**Challenge:**
From the listing below, tally the lines that include "приводит". Return only the total.

Stored entries
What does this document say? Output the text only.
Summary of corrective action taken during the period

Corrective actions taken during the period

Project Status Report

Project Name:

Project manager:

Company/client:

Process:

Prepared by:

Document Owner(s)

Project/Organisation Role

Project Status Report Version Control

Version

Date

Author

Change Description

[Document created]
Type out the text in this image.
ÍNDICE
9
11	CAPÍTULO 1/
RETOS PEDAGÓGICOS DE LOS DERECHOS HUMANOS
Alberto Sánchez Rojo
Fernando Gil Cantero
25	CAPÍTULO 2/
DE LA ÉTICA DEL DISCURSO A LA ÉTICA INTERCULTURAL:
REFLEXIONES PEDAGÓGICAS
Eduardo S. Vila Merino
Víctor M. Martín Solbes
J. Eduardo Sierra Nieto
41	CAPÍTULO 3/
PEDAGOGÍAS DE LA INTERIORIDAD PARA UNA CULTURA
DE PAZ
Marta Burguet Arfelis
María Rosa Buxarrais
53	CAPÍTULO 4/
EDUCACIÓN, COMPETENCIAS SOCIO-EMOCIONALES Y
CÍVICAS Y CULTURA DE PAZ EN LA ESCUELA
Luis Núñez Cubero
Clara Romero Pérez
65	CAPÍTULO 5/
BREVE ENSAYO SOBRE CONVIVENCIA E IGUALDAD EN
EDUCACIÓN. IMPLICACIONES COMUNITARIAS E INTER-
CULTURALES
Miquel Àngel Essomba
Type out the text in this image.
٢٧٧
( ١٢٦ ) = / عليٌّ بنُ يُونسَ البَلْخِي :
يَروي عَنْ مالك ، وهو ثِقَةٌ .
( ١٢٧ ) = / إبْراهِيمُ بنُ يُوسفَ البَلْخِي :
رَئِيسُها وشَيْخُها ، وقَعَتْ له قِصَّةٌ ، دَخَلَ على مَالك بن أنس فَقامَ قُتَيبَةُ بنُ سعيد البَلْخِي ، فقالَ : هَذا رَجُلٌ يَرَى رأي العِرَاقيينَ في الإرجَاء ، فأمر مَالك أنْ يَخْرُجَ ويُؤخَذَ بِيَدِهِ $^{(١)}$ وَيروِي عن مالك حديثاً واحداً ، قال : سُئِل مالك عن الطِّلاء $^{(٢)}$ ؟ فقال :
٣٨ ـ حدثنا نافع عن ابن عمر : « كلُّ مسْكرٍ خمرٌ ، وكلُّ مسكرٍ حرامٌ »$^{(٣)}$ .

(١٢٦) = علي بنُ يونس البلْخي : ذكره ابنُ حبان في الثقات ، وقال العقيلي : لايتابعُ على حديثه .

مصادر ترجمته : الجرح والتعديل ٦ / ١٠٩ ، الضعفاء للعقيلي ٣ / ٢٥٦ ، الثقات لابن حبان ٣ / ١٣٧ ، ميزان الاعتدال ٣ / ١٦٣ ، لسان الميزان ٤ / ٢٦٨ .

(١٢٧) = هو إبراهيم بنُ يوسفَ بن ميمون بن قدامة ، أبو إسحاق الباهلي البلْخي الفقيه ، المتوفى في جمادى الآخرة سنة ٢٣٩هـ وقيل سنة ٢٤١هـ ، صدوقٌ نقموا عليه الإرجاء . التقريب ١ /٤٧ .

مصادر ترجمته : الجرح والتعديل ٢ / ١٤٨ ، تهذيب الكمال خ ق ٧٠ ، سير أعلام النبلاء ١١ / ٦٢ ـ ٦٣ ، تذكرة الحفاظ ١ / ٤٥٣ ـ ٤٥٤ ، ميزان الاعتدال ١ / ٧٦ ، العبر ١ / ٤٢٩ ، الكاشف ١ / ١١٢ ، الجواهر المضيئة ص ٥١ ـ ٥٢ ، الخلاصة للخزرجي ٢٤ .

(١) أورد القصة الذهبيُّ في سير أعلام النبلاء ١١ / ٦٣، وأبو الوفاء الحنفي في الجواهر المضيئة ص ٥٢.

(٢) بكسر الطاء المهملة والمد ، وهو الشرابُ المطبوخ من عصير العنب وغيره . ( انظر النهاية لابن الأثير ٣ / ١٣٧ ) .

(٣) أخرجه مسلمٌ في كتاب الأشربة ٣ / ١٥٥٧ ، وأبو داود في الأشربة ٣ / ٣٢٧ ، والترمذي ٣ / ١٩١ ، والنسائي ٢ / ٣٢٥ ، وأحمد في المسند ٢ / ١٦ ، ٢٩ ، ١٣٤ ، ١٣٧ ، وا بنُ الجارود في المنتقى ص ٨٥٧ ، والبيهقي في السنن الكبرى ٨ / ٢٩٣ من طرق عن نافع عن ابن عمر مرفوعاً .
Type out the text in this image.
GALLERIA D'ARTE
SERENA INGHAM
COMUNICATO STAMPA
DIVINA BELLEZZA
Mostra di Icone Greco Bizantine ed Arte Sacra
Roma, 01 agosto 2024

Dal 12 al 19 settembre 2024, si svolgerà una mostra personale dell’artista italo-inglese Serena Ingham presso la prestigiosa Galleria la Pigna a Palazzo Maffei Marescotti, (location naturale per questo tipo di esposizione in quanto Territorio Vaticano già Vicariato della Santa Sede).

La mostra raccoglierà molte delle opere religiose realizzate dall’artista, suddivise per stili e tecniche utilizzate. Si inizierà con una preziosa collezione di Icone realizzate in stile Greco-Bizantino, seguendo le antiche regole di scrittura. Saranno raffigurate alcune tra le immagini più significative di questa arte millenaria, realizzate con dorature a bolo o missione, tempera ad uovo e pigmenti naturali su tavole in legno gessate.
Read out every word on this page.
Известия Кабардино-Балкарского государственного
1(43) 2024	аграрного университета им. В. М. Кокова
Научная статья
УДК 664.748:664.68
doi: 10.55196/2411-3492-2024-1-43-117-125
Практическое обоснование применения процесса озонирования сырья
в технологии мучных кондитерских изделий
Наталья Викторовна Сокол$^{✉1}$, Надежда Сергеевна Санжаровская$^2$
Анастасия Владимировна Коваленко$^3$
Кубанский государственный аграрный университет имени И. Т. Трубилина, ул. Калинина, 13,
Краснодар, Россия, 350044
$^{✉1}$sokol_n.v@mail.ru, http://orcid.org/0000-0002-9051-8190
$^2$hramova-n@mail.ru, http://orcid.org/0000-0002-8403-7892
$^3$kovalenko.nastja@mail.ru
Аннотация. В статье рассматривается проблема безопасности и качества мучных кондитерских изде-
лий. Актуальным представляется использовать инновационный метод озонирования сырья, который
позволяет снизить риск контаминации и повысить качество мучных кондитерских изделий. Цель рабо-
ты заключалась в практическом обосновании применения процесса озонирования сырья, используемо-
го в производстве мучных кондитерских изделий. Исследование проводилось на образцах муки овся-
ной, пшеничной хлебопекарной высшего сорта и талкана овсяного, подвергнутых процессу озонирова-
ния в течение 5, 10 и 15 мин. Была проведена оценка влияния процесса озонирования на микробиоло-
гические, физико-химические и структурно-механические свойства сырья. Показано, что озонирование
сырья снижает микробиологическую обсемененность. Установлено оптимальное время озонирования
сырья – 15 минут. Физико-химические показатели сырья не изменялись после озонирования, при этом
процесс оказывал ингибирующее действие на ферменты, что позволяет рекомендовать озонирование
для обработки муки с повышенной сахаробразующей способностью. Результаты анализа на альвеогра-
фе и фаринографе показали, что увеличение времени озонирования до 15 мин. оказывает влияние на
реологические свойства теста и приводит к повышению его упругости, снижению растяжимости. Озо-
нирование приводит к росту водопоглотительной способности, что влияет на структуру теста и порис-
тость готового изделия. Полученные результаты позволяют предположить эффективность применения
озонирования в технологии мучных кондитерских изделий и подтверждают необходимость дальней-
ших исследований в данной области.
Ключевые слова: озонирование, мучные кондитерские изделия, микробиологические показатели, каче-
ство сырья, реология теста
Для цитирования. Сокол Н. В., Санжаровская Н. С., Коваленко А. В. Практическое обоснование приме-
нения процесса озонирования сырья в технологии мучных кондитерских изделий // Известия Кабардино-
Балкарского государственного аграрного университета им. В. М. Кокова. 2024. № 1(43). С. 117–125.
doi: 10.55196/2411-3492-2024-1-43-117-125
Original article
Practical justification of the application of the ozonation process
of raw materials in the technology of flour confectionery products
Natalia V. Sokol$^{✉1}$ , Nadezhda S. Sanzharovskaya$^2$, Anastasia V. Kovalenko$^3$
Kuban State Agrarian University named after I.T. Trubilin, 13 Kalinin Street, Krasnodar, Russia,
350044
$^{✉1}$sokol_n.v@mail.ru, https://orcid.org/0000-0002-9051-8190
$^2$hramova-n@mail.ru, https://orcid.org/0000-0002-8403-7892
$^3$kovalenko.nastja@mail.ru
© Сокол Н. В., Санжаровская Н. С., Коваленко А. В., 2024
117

**Written response:**
2